__LISTED RECORDS__
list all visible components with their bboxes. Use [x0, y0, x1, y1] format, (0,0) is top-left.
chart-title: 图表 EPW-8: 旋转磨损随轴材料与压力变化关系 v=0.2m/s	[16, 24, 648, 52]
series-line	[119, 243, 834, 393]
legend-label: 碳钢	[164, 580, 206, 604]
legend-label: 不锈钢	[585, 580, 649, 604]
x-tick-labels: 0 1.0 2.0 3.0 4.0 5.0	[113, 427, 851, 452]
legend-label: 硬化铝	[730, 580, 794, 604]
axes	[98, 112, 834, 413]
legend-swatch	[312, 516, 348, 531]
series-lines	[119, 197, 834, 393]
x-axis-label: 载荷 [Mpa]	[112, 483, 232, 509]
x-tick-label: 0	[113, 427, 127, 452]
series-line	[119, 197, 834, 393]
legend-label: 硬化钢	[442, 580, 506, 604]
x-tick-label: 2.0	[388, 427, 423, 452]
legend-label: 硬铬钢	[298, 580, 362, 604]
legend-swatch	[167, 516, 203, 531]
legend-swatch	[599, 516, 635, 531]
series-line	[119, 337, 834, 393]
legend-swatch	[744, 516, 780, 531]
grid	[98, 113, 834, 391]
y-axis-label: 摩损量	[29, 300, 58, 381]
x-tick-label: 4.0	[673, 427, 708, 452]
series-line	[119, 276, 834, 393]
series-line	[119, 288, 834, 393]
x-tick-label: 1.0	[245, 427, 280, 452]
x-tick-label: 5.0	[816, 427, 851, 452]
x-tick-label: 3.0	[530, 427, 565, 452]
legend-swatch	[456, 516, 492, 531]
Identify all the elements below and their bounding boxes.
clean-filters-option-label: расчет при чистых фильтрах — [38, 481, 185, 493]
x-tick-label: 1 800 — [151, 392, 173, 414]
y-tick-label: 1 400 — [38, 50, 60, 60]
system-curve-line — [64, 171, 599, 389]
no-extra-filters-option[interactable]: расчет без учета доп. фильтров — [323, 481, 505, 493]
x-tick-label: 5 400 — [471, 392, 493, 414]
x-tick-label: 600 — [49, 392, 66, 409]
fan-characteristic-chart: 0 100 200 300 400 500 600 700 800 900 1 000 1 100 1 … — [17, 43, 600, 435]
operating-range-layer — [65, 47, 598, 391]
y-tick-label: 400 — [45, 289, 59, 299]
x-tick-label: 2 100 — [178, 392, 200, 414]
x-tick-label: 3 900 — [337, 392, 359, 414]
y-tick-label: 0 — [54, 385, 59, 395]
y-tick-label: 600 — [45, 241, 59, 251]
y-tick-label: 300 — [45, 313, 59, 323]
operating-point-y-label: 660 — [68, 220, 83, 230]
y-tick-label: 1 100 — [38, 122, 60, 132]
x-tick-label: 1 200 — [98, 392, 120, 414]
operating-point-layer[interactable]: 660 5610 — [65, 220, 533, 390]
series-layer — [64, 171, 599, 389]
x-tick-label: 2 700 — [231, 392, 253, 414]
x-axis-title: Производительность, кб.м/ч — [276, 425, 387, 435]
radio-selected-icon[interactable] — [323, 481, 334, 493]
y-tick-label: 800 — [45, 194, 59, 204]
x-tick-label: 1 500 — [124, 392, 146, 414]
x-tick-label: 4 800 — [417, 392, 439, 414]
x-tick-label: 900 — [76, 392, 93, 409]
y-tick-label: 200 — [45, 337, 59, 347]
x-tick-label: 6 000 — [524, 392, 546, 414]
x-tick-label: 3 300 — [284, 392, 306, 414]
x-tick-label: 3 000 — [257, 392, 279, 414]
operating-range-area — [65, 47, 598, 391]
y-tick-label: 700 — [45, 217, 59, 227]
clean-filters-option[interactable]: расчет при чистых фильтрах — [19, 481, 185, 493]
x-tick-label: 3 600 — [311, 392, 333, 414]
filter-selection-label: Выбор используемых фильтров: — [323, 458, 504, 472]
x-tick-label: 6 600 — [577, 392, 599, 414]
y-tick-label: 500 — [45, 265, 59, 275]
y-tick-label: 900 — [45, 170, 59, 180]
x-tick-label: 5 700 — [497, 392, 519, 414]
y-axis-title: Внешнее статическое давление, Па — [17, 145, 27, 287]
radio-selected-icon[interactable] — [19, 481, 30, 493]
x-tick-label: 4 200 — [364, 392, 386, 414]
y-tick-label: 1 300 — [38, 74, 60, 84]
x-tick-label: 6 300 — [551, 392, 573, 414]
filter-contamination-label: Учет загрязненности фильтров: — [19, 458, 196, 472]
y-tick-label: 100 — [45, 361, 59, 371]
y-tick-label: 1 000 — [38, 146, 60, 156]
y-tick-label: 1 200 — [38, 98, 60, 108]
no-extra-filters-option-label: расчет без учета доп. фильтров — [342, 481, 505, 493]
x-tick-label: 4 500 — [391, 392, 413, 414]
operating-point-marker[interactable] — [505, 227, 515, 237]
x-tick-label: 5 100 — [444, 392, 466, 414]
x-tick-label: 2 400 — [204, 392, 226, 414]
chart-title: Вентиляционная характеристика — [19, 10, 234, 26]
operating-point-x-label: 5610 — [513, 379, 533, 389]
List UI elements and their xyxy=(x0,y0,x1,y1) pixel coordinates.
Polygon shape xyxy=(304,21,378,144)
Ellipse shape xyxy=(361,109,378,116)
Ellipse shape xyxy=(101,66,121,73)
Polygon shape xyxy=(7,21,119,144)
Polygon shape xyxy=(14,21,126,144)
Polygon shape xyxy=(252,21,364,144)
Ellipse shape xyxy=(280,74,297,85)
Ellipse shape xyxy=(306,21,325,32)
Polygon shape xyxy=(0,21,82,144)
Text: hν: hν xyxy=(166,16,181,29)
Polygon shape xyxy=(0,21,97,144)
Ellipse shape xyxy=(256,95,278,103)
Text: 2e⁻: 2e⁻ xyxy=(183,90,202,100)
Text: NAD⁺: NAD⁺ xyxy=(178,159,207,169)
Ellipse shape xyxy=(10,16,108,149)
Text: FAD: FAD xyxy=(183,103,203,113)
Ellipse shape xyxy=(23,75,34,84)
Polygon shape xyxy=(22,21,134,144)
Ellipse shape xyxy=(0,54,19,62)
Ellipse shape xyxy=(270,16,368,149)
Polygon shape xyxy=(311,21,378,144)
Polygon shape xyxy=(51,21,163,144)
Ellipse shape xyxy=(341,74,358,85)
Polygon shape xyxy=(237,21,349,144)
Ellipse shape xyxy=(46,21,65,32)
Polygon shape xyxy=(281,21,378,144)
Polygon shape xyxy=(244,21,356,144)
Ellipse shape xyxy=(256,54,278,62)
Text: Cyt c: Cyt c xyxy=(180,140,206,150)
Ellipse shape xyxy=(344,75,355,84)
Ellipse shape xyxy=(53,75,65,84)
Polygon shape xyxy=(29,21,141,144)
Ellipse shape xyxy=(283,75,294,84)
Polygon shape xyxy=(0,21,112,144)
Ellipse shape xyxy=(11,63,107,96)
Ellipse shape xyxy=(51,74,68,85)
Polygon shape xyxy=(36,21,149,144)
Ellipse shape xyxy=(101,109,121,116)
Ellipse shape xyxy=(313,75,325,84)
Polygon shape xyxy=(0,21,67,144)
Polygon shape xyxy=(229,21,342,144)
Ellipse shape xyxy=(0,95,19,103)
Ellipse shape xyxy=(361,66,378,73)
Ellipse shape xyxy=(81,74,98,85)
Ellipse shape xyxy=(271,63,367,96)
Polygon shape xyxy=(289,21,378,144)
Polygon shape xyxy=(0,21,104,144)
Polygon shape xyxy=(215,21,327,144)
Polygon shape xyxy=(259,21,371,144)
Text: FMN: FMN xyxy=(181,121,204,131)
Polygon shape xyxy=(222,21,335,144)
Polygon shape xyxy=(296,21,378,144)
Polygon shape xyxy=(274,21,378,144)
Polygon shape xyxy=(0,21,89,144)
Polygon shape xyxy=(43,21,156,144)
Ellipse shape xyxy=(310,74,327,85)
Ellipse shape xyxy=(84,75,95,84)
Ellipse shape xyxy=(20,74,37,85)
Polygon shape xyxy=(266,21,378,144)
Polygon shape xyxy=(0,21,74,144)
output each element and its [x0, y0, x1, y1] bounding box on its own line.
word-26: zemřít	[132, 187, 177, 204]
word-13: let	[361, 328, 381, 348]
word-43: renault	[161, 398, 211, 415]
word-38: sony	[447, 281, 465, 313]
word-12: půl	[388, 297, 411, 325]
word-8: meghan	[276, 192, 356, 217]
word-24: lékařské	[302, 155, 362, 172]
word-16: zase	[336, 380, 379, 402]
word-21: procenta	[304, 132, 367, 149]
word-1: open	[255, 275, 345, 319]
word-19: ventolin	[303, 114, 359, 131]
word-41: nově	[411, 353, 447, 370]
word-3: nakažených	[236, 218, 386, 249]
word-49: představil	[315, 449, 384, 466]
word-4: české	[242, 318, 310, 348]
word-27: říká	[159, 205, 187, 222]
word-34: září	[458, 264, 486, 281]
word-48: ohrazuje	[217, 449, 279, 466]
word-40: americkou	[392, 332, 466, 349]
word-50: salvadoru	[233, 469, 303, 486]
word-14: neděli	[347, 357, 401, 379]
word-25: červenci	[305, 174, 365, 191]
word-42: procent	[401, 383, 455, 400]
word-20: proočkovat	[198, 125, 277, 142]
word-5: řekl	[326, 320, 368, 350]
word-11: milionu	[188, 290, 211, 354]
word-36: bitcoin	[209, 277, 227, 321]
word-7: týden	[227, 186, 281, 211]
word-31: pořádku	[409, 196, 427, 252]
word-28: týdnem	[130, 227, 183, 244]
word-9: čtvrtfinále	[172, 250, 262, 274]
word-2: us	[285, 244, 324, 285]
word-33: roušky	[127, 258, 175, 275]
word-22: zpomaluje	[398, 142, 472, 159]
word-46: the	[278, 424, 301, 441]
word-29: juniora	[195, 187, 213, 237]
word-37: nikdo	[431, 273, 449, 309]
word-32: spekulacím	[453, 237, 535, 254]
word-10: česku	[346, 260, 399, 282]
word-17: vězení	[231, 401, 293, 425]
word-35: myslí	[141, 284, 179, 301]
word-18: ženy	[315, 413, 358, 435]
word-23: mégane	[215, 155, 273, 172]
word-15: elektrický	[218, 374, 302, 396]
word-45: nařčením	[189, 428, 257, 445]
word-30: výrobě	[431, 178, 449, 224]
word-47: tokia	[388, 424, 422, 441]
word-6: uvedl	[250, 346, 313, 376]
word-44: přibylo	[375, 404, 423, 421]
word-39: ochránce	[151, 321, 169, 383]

__EXERCISE GOAL__
Quote the entries word for word, starting at the first one and ending at the line that contains "y-tick-label: 1 100 — [38, 122, 60, 132]", with both ends included.

__RESPONSE BELOW__
list all visible components with their bboxes. Use [x0, y0, x1, y1] format, (0,0) is top-left.
chart-title: 图表 EPW-8: 旋转磨损随轴材料与压力变化关系 v=0.2m/s	[16, 24, 648, 52]
series-line	[119, 243, 834, 393]
legend-label: 碳钢	[164, 580, 206, 604]
legend-label: 不锈钢	[585, 580, 649, 604]
x-tick-labels: 0 1.0 2.0 3.0 4.0 5.0	[113, 427, 851, 452]
legend-label: 硬化铝	[730, 580, 794, 604]
axes	[98, 112, 834, 413]
legend-swatch	[312, 516, 348, 531]
series-lines	[119, 197, 834, 393]
x-axis-label: 载荷 [Mpa]	[112, 483, 232, 509]
x-tick-label: 0	[113, 427, 127, 452]
series-line	[119, 197, 834, 393]
legend-label: 硬化钢	[442, 580, 506, 604]
x-tick-label: 2.0	[388, 427, 423, 452]
legend-label: 硬铬钢	[298, 580, 362, 604]
legend-swatch	[167, 516, 203, 531]
legend-swatch	[599, 516, 635, 531]
series-line	[119, 337, 834, 393]
legend-swatch	[744, 516, 780, 531]
grid	[98, 113, 834, 391]
y-axis-label: 摩损量	[29, 300, 58, 381]
x-tick-label: 4.0	[673, 427, 708, 452]
series-line	[119, 276, 834, 393]
series-line	[119, 288, 834, 393]
x-tick-label: 1.0	[245, 427, 280, 452]
x-tick-label: 5.0	[816, 427, 851, 452]
x-tick-label: 3.0	[530, 427, 565, 452]
legend-swatch	[456, 516, 492, 531]
Identify all the elements below and their bounding boxes.
clean-filters-option-label: расчет при чистых фильтрах — [38, 481, 185, 493]
x-tick-label: 1 800 — [151, 392, 173, 414]
y-tick-label: 1 400 — [38, 50, 60, 60]
system-curve-line — [64, 171, 599, 389]
no-extra-filters-option[interactable]: расчет без учета доп. фильтров — [323, 481, 505, 493]
x-tick-label: 5 400 — [471, 392, 493, 414]
x-tick-label: 600 — [49, 392, 66, 409]
fan-characteristic-chart: 0 100 200 300 400 500 600 700 800 900 1 000 1 100 1 … — [17, 43, 600, 435]
operating-range-layer — [65, 47, 598, 391]
y-tick-label: 400 — [45, 289, 59, 299]
x-tick-label: 2 100 — [178, 392, 200, 414]
x-tick-label: 3 900 — [337, 392, 359, 414]
y-tick-label: 0 — [54, 385, 59, 395]
y-tick-label: 600 — [45, 241, 59, 251]
y-tick-label: 300 — [45, 313, 59, 323]
operating-point-y-label: 660 — [68, 220, 83, 230]
y-tick-label: 1 100 — [38, 122, 60, 132]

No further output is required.